(Dataset records)
** Start **
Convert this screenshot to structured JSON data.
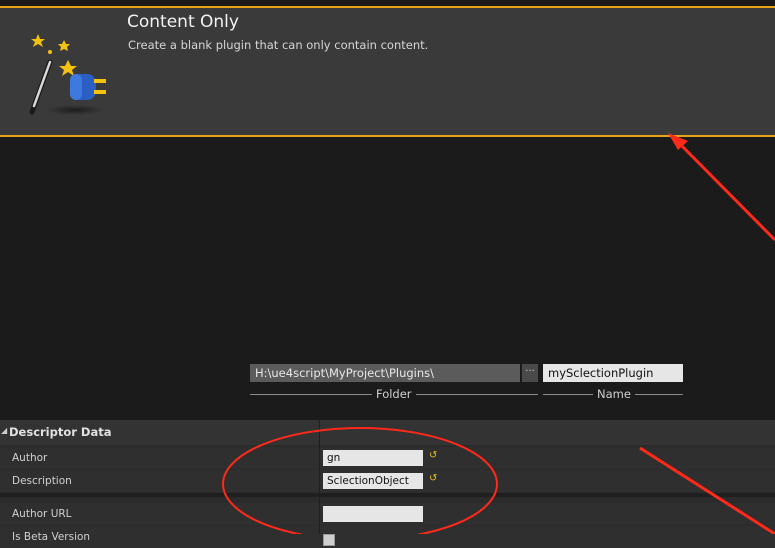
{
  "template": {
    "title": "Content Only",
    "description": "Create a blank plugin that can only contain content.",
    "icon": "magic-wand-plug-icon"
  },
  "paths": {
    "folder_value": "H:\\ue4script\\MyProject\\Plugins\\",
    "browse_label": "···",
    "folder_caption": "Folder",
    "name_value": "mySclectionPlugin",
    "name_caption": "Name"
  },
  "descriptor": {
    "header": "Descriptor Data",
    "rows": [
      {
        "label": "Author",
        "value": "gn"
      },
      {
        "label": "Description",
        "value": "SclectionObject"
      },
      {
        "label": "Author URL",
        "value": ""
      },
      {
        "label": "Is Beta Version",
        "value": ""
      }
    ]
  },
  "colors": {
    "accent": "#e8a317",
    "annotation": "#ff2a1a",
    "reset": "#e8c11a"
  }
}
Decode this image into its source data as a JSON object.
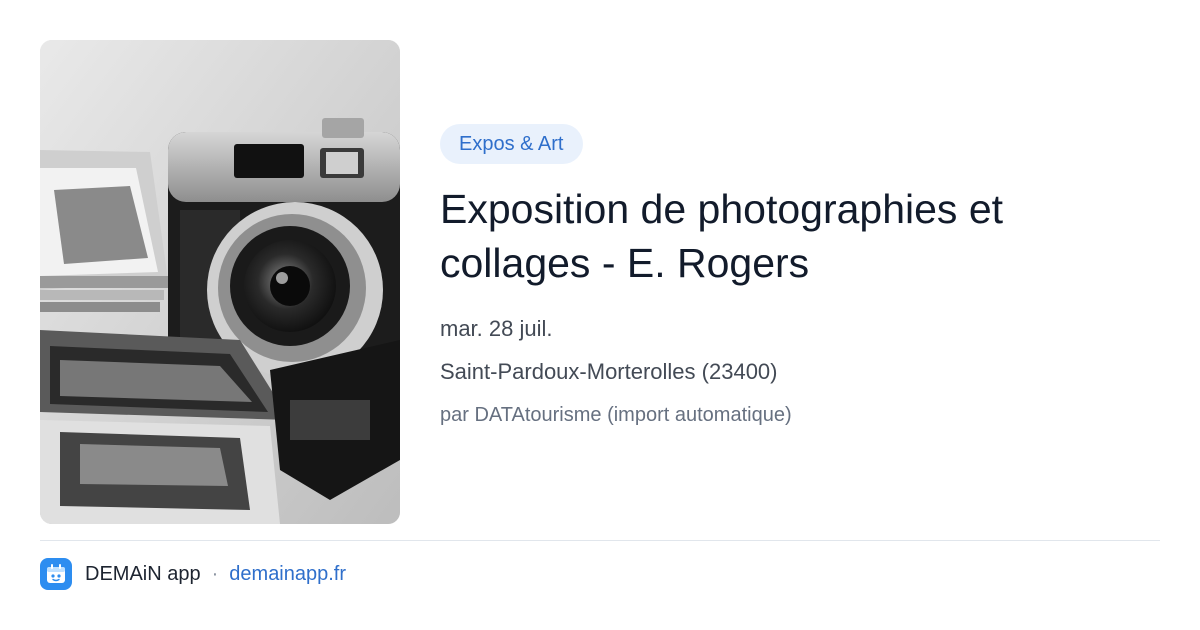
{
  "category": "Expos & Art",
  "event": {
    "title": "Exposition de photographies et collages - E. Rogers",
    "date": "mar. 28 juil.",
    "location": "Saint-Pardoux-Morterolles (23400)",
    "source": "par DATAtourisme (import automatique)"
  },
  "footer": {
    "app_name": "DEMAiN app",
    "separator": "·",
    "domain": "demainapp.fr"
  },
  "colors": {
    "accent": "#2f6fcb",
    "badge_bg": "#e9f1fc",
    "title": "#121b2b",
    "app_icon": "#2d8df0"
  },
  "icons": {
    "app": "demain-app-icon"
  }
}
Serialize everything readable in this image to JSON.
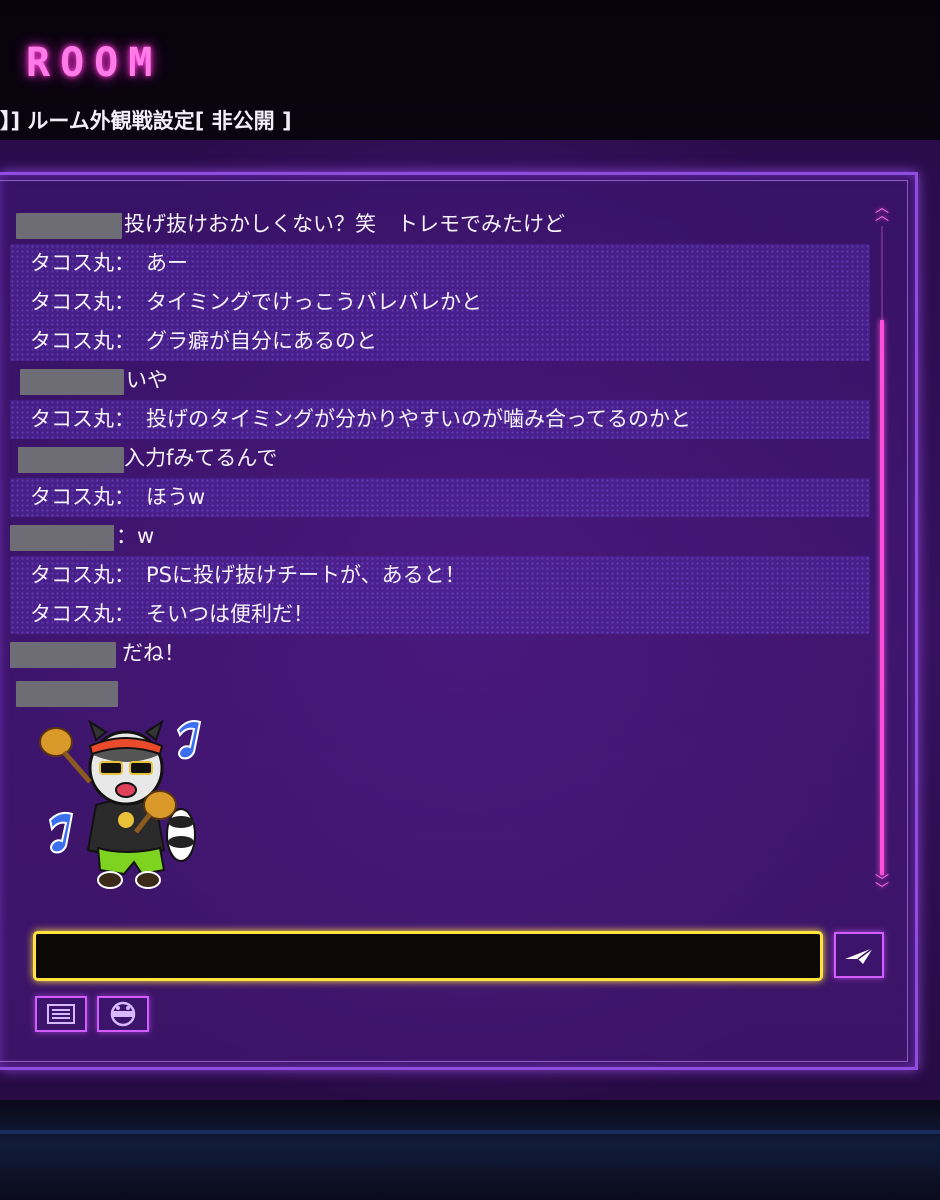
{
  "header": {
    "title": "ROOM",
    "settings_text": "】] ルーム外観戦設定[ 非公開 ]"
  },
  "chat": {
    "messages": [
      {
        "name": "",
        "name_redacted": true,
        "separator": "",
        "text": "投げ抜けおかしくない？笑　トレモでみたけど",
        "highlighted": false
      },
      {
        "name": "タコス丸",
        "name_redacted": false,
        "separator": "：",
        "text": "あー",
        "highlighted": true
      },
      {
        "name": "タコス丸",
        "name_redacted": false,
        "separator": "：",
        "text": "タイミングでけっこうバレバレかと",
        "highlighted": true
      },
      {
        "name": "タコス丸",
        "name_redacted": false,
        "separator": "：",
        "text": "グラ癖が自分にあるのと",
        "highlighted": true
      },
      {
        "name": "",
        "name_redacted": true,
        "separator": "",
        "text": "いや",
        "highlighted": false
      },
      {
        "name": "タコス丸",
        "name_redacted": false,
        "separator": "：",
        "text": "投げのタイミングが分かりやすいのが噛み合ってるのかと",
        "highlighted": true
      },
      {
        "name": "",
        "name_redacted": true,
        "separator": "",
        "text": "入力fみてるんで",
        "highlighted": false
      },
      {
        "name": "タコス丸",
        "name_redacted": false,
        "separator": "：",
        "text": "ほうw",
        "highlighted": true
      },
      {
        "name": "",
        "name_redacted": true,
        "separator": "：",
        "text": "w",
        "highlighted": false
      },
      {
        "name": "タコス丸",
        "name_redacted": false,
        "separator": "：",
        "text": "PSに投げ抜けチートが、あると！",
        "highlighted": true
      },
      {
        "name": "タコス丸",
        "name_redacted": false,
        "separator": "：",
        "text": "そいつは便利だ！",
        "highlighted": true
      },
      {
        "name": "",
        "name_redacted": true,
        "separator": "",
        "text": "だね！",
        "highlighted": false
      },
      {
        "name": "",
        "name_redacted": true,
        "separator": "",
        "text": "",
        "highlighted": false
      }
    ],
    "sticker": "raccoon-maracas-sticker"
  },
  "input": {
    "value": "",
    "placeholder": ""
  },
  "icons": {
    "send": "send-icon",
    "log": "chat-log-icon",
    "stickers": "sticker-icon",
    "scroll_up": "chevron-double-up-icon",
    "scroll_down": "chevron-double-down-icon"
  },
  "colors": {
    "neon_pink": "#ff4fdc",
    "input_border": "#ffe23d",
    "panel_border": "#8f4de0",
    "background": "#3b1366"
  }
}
** End **
• _Given request_
Reproduce the records verbatim, omitting all images they contain.

• _Solution to the exercise_
Convert this screenshot to structured JSON data.
{
  "template": {
    "title": "Content Only",
    "description": "Create a blank plugin that can only contain content.",
    "icon": "magic-wand-plug-icon"
  },
  "paths": {
    "folder_value": "H:\\ue4script\\MyProject\\Plugins\\",
    "browse_label": "···",
    "folder_caption": "Folder",
    "name_value": "mySclectionPlugin",
    "name_caption": "Name"
  },
  "descriptor": {
    "header": "Descriptor Data",
    "rows": [
      {
        "label": "Author",
        "value": "gn"
      },
      {
        "label": "Description",
        "value": "SclectionObject"
      },
      {
        "label": "Author URL",
        "value": ""
      },
      {
        "label": "Is Beta Version",
        "value": ""
      }
    ]
  },
  "colors": {
    "accent": "#e8a317",
    "annotation": "#ff2a1a",
    "reset": "#e8c11a"
  }
}
Decode this image into its source data as a JSON object.
{
  "category": "Expos & Art",
  "event": {
    "title": "Exposition de photographies et collages - E. Rogers",
    "date": "mar. 28 juil.",
    "location": "Saint-Pardoux-Morterolles (23400)",
    "source": "par DATAtourisme (import automatique)"
  },
  "footer": {
    "app_name": "DEMAiN app",
    "separator": "·",
    "domain": "demainapp.fr"
  },
  "colors": {
    "accent": "#2f6fcb",
    "badge_bg": "#e9f1fc",
    "title": "#121b2b",
    "app_icon": "#2d8df0"
  },
  "icons": {
    "app": "demain-app-icon"
  }
}
Serialize everything readable in this image to JSON.
{
  "header": {
    "title": "ROOM",
    "settings_text": "】] ルーム外観戦設定[ 非公開 ]"
  },
  "chat": {
    "messages": [
      {
        "name": "",
        "name_redacted": true,
        "separator": "",
        "text": "投げ抜けおかしくない？笑　トレモでみたけど",
        "highlighted": false
      },
      {
        "name": "タコス丸",
        "name_redacted": false,
        "separator": "：",
        "text": "あー",
        "highlighted": true
      },
      {
        "name": "タコス丸",
        "name_redacted": false,
        "separator": "：",
        "text": "タイミングでけっこうバレバレかと",
        "highlighted": true
      },
      {
        "name": "タコス丸",
        "name_redacted": false,
        "separator": "：",
        "text": "グラ癖が自分にあるのと",
        "highlighted": true
      },
      {
        "name": "",
        "name_redacted": true,
        "separator": "",
        "text": "いや",
        "highlighted": false
      },
      {
        "name": "タコス丸",
        "name_redacted": false,
        "separator": "：",
        "text": "投げのタイミングが分かりやすいのが噛み合ってるのかと",
        "highlighted": true
      },
      {
        "name": "",
        "name_redacted": true,
        "separator": "",
        "text": "入力fみてるんで",
        "highlighted": false
      },
      {
        "name": "タコス丸",
        "name_redacted": false,
        "separator": "：",
        "text": "ほうw",
        "highlighted": true
      },
      {
        "name": "",
        "name_redacted": true,
        "separator": "：",
        "text": "w",
        "highlighted": false
      },
      {
        "name": "タコス丸",
        "name_redacted": false,
        "separator": "：",
        "text": "PSに投げ抜けチートが、あると！",
        "highlighted": true
      },
      {
        "name": "タコス丸",
        "name_redacted": false,
        "separator": "：",
        "text": "そいつは便利だ！",
        "highlighted": true
      },
      {
        "name": "",
        "name_redacted": true,
        "separator": "",
        "text": "だね！",
        "highlighted": false
      },
      {
        "name": "",
        "name_redacted": true,
        "separator": "",
        "text": "",
        "highlighted": false
      }
    ],
    "sticker": "raccoon-maracas-sticker"
  },
  "input": {
    "value": "",
    "placeholder": ""
  },
  "icons": {
    "send": "send-icon",
    "log": "chat-log-icon",
    "stickers": "sticker-icon",
    "scroll_up": "chevron-double-up-icon",
    "scroll_down": "chevron-double-down-icon"
  },
  "colors": {
    "neon_pink": "#ff4fdc",
    "input_border": "#ffe23d",
    "panel_border": "#8f4de0",
    "background": "#3b1366"
  }
}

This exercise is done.